::: Supplied data :::
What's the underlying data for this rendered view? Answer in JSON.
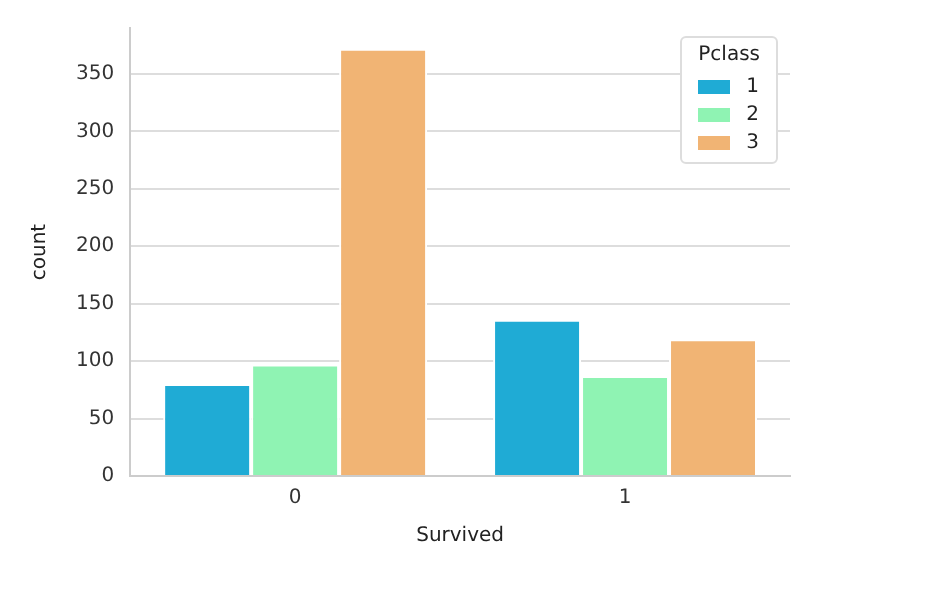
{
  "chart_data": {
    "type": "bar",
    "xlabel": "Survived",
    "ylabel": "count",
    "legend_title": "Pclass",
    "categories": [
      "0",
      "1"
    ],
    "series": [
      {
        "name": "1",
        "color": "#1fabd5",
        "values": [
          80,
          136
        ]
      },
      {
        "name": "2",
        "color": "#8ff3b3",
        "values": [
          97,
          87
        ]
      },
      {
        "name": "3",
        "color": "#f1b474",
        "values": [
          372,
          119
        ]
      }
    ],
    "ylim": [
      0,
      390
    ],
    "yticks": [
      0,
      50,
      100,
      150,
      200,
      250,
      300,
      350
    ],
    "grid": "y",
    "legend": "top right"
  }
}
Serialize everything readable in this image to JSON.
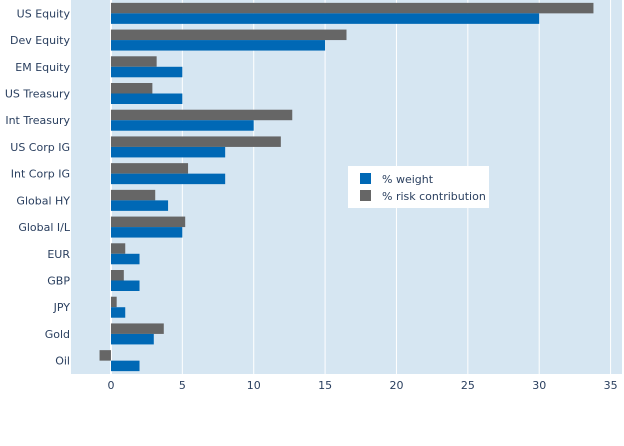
:::
::: Supplied data :::
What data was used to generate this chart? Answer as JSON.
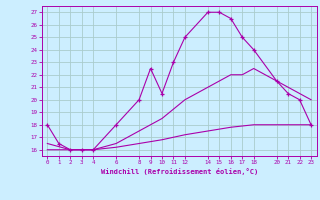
:::
**Written exercise**
For the material above, give again only the lines starting at the line that contains "What's the underlying" and ending at the line that contains "Serialize everything readable". Pictures do not belong in the copy.

**Written solution**
What's the underlying data for this rendered view? Answer in JSON.
{
  "chart_data": {
    "type": "bar",
    "xlabel": "Survived",
    "ylabel": "count",
    "legend_title": "Pclass",
    "categories": [
      "0",
      "1"
    ],
    "series": [
      {
        "name": "1",
        "color": "#1fabd5",
        "values": [
          80,
          136
        ]
      },
      {
        "name": "2",
        "color": "#8ff3b3",
        "values": [
          97,
          87
        ]
      },
      {
        "name": "3",
        "color": "#f1b474",
        "values": [
          372,
          119
        ]
      }
    ],
    "ylim": [
      0,
      390
    ],
    "yticks": [
      0,
      50,
      100,
      150,
      200,
      250,
      300,
      350
    ],
    "grid": "y",
    "legend": "top right"
  }
}
Serialize everything readable in this image to JSON.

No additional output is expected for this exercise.